== Aim of the task ==
Every record must appear in your copy exactly as written, with no pictures.

[Transcript data for document pages]
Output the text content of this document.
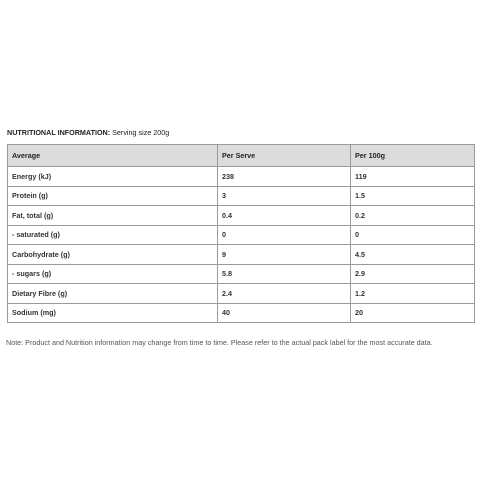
NUTRITIONAL INFORMATION: Serving size 200g
Average	Per Serve	Per 100g
Energy (kJ)	238	119
Protein (g)	3	1.5
Fat, total (g)	0.4	0.2
- saturated (g)	0	0
Carbohydrate (g)	9	4.5
- sugars (g)	5.8	2.9
Dietary Fibre (g)	2.4	1.2
Sodium (mg)	40	20
Note: Product and Nutrition information may change from time to time. Please refer to the actual pack label for the most accurate data.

== Answer to the exercise ==
Output the text content of this document.
NUTRITIONAL INFORMATION: Serving size 200g
Average	Per Serve	Per 100g
Energy (kJ)	238	119
Protein (g)	3	1.5
Fat, total (g)	0.4	0.2
- saturated (g)	0	0
Carbohydrate (g)	9	4.5
- sugars (g)	5.8	2.9
Dietary Fibre (g)	2.4	1.2
Sodium (mg)	40	20
Note: Product and Nutrition information may change from time to time. Please refer to the actual pack label for the most accurate data.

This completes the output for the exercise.